Data entries:

━━━━━━━━━━━━━━━━━━━━━━━━━━━━━━

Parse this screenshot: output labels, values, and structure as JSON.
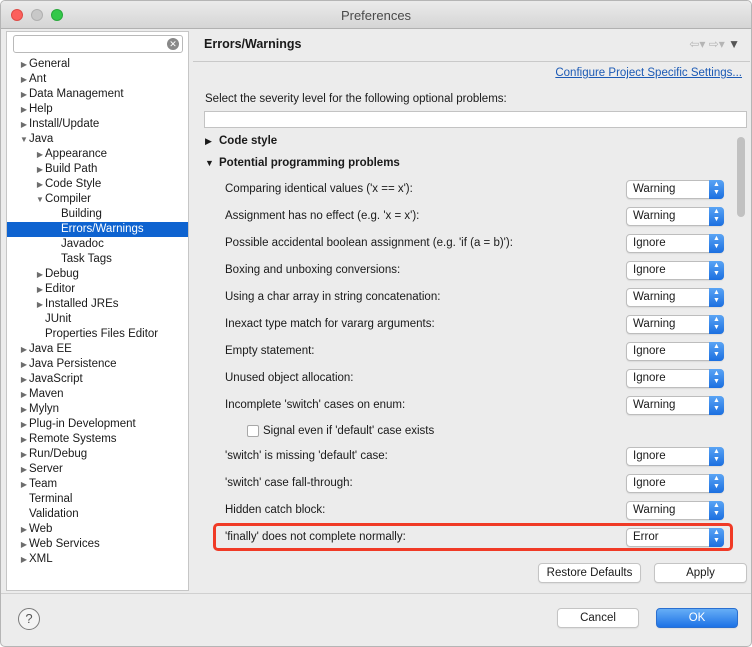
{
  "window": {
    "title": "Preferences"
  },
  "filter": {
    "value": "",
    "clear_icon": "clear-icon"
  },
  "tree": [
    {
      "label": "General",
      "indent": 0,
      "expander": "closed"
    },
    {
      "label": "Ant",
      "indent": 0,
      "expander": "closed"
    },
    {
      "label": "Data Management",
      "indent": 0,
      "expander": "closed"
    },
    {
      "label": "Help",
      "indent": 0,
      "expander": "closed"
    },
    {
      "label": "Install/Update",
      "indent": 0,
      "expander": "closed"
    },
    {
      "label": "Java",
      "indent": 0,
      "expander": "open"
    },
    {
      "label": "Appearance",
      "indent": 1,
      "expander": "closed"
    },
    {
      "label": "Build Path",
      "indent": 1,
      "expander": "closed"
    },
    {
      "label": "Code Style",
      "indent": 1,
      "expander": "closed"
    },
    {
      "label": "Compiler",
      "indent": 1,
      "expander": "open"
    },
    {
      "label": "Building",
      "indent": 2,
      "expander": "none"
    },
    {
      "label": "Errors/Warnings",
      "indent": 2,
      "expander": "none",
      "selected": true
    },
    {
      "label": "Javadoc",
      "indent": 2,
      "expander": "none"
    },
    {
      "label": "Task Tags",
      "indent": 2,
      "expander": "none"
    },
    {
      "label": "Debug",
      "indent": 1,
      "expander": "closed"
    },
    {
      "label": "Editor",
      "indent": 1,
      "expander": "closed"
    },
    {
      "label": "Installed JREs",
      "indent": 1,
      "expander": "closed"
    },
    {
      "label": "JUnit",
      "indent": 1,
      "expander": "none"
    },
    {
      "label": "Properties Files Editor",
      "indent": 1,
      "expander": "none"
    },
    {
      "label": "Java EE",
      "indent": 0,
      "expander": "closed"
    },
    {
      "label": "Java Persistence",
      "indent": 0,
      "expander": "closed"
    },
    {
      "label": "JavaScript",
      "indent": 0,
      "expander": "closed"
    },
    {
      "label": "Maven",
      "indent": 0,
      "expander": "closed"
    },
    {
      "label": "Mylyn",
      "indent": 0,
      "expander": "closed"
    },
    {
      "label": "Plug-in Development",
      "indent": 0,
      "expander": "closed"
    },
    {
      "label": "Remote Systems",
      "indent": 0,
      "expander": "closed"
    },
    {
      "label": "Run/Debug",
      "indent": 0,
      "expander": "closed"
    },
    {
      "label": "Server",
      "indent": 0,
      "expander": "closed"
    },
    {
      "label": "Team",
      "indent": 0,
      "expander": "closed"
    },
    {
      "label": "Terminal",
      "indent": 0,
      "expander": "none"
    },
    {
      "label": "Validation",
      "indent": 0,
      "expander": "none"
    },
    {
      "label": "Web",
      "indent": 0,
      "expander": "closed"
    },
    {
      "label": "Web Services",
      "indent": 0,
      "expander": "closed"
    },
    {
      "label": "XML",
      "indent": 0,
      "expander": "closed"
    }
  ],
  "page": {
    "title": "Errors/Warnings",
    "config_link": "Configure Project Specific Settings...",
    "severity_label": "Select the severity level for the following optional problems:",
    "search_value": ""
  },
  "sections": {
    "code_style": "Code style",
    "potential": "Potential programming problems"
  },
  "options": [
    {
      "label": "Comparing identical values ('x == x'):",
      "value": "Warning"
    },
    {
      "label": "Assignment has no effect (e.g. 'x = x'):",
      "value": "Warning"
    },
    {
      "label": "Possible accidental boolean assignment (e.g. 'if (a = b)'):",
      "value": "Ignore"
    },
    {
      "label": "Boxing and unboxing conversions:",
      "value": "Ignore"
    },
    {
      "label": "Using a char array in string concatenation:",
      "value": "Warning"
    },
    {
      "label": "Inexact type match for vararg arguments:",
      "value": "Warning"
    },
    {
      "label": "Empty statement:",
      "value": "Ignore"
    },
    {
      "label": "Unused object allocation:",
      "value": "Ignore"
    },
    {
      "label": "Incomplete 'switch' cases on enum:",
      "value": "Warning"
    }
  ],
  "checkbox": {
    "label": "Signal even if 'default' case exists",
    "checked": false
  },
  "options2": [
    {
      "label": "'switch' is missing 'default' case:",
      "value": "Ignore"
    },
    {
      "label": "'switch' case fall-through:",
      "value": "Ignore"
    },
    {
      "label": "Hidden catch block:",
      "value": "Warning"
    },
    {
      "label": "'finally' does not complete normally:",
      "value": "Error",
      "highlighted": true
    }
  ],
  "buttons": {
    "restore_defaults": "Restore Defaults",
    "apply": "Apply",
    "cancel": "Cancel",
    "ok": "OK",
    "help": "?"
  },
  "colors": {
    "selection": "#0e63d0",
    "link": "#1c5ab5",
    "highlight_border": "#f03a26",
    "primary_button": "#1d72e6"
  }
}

━━━━━━━━━━━━━━━━━━━━━━━━━━━━━━

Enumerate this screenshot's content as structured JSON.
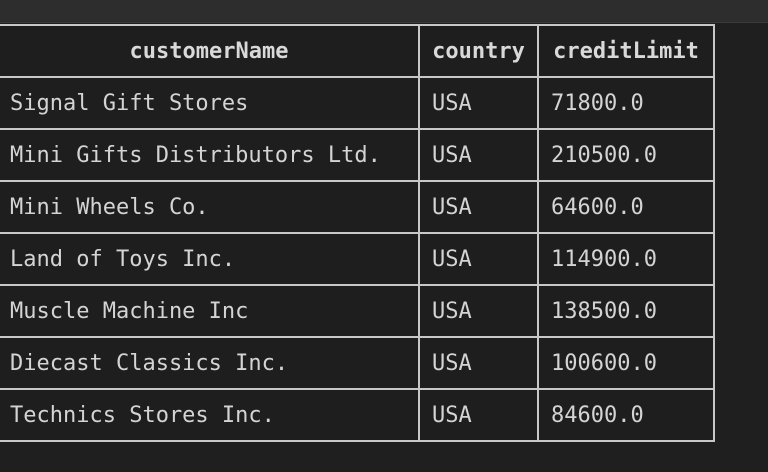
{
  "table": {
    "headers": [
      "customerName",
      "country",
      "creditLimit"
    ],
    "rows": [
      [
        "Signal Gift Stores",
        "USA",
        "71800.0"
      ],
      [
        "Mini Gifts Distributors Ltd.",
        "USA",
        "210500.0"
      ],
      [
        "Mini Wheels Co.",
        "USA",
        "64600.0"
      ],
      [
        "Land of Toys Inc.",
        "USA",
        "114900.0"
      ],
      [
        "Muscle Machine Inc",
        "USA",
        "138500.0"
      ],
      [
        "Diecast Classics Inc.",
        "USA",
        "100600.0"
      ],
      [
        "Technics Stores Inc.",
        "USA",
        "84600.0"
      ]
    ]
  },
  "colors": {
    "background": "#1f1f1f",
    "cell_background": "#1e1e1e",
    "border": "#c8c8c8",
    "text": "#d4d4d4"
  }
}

━━━━━━━━━━━━━━━━━━━━━━━━━━━━━━

STATED TASK: Note each line of the entries that has "Editor" in it, and copy those lines.

SOLUTION:
      "label": "Editor",
      "label": "Properties Files Editor",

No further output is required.